> _SET EXERCISE_
Report, as a bare number, how many lines contain the string "Modified".

----------------------------------------

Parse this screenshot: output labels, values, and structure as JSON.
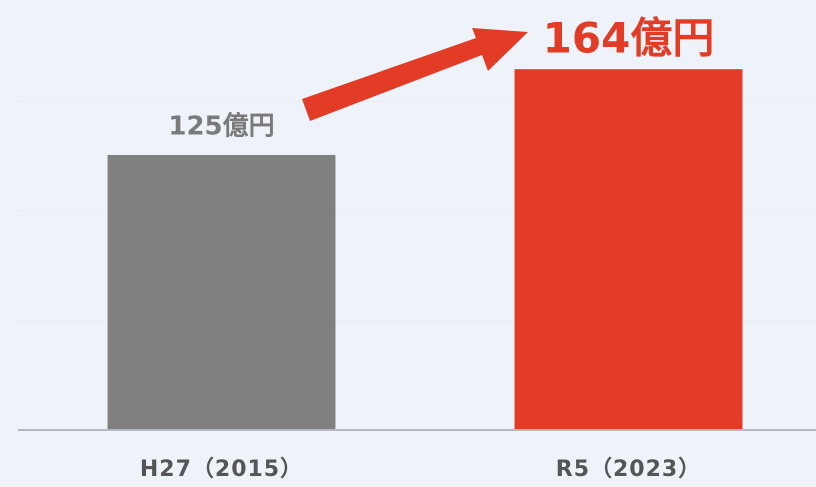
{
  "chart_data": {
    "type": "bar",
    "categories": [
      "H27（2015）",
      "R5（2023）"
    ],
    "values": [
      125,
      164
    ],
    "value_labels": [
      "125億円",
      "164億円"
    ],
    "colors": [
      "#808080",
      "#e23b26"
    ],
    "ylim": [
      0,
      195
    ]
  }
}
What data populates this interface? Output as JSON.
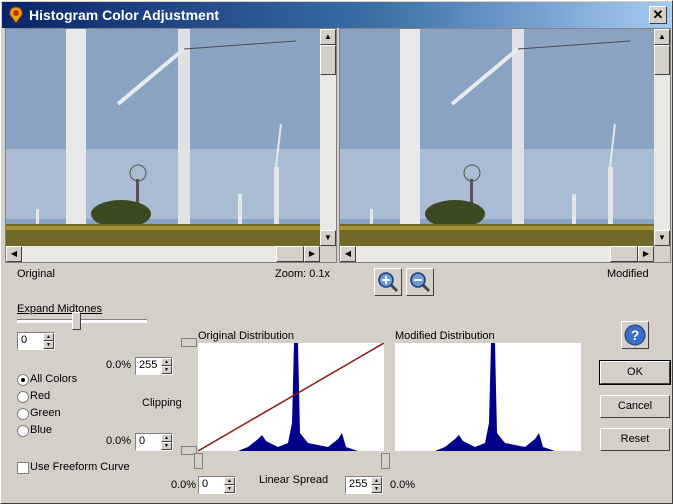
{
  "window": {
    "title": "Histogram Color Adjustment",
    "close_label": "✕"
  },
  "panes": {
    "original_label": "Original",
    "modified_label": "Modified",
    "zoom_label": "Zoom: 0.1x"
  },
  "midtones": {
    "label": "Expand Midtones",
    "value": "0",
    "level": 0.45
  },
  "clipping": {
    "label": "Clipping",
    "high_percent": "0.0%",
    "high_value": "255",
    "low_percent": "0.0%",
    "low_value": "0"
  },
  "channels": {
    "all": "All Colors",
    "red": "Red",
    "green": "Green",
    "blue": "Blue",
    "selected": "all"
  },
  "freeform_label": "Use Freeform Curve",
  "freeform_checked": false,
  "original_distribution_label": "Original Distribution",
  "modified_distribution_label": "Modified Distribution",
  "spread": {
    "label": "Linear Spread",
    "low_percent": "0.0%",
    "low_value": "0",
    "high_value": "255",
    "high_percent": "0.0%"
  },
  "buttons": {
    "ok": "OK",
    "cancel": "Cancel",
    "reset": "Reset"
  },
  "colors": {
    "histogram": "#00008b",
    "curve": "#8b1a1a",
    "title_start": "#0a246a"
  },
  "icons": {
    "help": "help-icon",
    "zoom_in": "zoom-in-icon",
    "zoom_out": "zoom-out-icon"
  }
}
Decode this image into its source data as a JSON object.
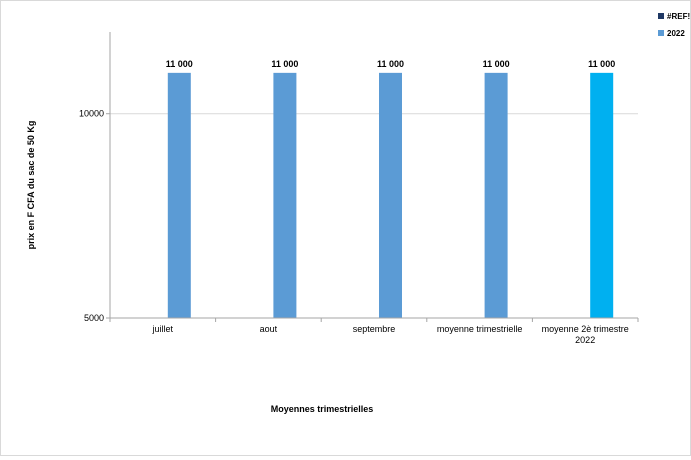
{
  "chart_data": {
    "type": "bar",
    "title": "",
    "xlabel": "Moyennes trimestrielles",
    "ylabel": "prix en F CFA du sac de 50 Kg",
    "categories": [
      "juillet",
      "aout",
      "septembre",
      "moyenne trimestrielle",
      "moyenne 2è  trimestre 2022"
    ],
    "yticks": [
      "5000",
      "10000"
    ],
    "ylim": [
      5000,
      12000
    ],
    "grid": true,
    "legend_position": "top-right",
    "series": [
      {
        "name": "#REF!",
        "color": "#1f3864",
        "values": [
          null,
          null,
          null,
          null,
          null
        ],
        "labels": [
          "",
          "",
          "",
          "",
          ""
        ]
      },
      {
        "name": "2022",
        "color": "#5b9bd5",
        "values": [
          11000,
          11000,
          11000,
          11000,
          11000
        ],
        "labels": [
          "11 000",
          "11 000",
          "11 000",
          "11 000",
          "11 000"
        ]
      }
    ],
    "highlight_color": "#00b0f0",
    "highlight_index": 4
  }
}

----------------------------------------

> _OUTPUT OF THE EXERCISE_
2